WHAT YOU NEED TO DO
Rewrite the part of the health news brief that opens with "The new temporary" and closes with "the TGA advises.", putting "supply gap" in place of "shortage" each time it occurs.
Top of TEXT SECTION
News in brief: Temporary PBS listings for RA and JIA medications; AMA ‘secession’ move slammed; Doctors eligible for COVID-19 boosters


Temporary PBS listings for RA and JIA medications

To help patients switching from tocilizumab during the period of shortages, the PBS has made temporary listing changes to allow prescribers to request up to 24 weeks of alternative treatments for severe inflammatory arthritis

The health department says the changes will provide prescribers and patients with increased time to demonstrate response to the new therapy, and will also avoid inaccurate recording of the switch from tocilizumab as a treatment failure.

The new temporary listings have been applied to medicines currently PBS listed for the treatment of severe active rheumatoid arthritis (abatacept, adalimumab, baricitinib, certolizumab, etanercept, golimumab, infliximab, rituximab, tofacitinib, and upadacitinib) and for the treatment of severe active juvenile idiopathic arthritis (adalimumab and etanercept).

The listings, which cover initial treatment and first continuing treatment , will be in place from 1 November 2021 until the shortage of tocilizumab has been resolved.

“Once the shortage has resolved, prescribers will be able to transfer their patients back to therapy with tocilizumab should they choose to do so,” the TGA advises.

“Temporary listings are planned that will enable patients to transfer back to tocilizumab, that avoid inaccurate categorisation and recording of the switch back to tocilizumab from alternative treatment, as a treatment failure with Services Australia.”

There are no alternative bDMARDs listed on the PBS for the treatment of systemic JIA or GCA, and so prescribers are advised check the TGA website for advice on conservation of stock of tocilizumab for these patients.


AMA ‘secession’ move slammed

A move by AMA Victoria to offer cheaper ‘Associate’ membership that does not include membership of the Federal AMA has been condemned by some senior figures as effectively seceding from the national medical union.

The state branch is offering a ‘low cost membership option’ that is 40% cheaper than the full annual membership rates of $1582, and which provides the benefits and services of the AMA Victoria branch.

AMA Victoria told the ABC it had simply created an “additional membership category which offers doctors more choice, flexibility and pricing transparency”.
Bottom of TEXT SECTION
Top of DATA
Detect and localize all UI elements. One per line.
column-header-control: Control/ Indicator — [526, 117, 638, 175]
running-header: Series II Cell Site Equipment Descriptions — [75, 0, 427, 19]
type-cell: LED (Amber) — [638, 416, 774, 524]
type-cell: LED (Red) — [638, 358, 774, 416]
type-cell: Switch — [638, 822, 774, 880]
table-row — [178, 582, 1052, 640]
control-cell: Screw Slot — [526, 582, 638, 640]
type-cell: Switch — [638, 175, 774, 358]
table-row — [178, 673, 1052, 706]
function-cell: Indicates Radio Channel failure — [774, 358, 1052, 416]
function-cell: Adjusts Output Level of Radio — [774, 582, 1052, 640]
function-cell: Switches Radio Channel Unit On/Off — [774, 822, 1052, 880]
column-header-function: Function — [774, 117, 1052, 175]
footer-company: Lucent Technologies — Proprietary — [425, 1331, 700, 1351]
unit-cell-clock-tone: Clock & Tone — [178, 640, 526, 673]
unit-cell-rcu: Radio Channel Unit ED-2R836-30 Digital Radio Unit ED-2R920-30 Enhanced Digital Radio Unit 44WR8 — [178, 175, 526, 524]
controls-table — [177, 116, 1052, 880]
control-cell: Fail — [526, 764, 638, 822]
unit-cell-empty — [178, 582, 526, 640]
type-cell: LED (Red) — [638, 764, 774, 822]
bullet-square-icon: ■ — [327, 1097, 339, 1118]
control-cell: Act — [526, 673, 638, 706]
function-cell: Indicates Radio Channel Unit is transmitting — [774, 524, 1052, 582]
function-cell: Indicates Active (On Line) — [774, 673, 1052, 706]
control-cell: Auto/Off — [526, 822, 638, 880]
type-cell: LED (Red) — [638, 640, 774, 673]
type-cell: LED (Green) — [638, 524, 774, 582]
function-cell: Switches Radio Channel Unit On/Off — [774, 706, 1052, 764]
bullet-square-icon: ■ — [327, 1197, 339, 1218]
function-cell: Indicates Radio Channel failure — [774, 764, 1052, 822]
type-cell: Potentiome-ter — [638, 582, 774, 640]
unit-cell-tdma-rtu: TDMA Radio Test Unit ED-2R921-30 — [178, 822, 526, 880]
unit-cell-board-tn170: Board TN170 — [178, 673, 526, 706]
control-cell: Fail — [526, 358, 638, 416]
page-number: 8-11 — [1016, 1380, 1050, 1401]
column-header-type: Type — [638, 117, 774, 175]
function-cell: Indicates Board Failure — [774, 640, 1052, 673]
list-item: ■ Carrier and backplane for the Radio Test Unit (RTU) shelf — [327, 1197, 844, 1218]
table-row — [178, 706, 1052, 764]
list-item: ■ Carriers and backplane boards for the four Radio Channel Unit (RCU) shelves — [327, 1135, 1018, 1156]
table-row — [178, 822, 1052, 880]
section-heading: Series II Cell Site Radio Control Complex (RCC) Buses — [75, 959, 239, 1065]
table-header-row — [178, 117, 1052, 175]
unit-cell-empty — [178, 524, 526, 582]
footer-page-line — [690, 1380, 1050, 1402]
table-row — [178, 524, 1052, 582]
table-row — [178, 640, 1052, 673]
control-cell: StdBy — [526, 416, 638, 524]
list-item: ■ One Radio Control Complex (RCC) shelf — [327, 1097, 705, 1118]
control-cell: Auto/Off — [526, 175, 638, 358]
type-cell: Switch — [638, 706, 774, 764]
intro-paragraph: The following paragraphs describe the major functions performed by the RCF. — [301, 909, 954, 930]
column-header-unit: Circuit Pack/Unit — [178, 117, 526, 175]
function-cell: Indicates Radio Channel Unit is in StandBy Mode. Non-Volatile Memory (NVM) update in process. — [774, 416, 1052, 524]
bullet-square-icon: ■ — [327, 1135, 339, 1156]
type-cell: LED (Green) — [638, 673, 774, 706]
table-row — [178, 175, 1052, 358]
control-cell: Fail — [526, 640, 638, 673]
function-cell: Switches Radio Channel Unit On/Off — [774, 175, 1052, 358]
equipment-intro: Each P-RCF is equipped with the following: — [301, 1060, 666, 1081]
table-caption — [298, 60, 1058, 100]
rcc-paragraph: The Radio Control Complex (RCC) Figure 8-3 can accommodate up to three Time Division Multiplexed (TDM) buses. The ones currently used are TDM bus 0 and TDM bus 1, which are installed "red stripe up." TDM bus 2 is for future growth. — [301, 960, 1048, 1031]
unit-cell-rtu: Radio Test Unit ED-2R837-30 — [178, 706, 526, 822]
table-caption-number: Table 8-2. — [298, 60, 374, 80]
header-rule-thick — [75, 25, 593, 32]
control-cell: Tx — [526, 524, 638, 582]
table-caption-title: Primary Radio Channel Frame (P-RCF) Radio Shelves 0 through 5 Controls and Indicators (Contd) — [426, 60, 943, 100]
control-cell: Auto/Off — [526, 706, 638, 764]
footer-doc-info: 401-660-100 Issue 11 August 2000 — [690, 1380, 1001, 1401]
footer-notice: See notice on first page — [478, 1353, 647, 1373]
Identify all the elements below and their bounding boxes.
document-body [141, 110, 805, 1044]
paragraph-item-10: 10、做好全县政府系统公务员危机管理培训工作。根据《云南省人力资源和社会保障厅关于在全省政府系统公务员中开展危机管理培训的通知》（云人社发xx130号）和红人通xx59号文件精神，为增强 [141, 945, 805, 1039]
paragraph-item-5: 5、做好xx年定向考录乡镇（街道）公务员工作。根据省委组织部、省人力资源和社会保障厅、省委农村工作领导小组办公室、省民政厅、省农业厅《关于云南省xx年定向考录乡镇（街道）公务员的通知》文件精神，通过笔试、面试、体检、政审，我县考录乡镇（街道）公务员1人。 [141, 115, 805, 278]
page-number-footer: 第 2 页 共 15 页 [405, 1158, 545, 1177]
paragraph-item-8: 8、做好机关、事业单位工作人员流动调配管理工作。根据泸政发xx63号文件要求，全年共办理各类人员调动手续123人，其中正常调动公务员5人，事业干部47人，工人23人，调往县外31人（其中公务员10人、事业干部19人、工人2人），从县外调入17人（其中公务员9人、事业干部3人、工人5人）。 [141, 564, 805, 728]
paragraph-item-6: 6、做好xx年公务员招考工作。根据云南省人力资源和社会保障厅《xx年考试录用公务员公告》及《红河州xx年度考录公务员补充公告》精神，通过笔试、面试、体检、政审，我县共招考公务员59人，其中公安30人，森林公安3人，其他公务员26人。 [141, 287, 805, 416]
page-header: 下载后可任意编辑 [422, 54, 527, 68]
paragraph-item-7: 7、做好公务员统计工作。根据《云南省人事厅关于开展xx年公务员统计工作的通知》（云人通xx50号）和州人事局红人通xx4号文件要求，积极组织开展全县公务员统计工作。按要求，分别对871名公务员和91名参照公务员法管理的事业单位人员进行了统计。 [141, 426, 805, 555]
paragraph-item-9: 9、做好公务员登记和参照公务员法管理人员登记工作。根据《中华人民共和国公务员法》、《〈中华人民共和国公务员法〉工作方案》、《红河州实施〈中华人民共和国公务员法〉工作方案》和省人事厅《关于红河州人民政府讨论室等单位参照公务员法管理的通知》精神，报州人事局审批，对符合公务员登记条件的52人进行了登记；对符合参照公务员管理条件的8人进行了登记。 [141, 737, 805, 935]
Bottom of DATA
SOLUTION FOR THIS EXERCISE
The new temporary listings have been applied to medicines currently PBS listed for the treatment of severe active rheumatoid arthritis (abatacept, adalimumab, baricitinib, certolizumab, etanercept, golimumab, infliximab, rituximab, tofacitinib, and upadacitinib) and for the treatment of severe active juvenile idiopathic arthritis (adalimumab and etanercept).

The listings, which cover initial treatment and first continuing treatment , will be in place from 1 November 2021 until the supply gap of tocilizumab has been resolved.

“Once the supply gap has resolved, prescribers will be able to transfer their patients back to therapy with tocilizumab should they choose to do so,” the TGA advises.